[EXERCISE DESCRIPTION]: Filter the entries below, keeping every line that has the word "оборудования".

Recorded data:
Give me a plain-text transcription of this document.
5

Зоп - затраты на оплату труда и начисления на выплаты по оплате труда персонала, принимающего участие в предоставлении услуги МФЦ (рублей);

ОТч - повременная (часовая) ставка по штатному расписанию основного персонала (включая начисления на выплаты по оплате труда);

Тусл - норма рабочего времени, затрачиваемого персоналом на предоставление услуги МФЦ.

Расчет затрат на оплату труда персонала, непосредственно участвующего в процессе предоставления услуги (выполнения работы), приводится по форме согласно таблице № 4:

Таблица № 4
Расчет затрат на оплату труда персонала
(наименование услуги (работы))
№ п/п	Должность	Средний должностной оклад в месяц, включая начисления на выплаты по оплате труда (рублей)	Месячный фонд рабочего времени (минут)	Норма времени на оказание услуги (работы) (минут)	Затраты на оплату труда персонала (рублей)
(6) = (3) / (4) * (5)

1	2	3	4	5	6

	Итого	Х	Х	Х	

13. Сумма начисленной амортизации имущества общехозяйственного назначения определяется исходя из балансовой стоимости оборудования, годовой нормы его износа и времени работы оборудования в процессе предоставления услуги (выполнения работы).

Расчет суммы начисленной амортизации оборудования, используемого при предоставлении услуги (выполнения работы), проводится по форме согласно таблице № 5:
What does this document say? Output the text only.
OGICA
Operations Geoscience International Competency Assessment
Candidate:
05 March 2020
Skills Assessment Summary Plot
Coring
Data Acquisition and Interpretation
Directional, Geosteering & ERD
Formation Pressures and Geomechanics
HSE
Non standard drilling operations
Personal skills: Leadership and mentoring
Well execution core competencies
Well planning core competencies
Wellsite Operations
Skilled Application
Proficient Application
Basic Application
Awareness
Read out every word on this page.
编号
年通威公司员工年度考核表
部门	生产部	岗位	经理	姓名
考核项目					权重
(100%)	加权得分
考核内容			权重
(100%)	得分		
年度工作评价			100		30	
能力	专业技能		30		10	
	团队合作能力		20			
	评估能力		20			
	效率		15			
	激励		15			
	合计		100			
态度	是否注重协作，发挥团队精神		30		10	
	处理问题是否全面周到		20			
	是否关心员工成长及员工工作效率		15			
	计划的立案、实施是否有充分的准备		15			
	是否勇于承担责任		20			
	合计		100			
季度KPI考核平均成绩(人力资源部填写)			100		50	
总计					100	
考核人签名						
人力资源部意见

[OUTPUT FOR THIS EXERCISE]:
13. Сумма начисленной амортизации имущества общехозяйственного назначения определяется исходя из балансовой стоимости оборудования, годовой нормы его износа и времени работы оборудования в процессе предоставления услуги (выполнения работы).
Расчет суммы начисленной амортизации оборудования, используемого при предоставлении услуги (выполнения работы), проводится по форме согласно таблице № 5:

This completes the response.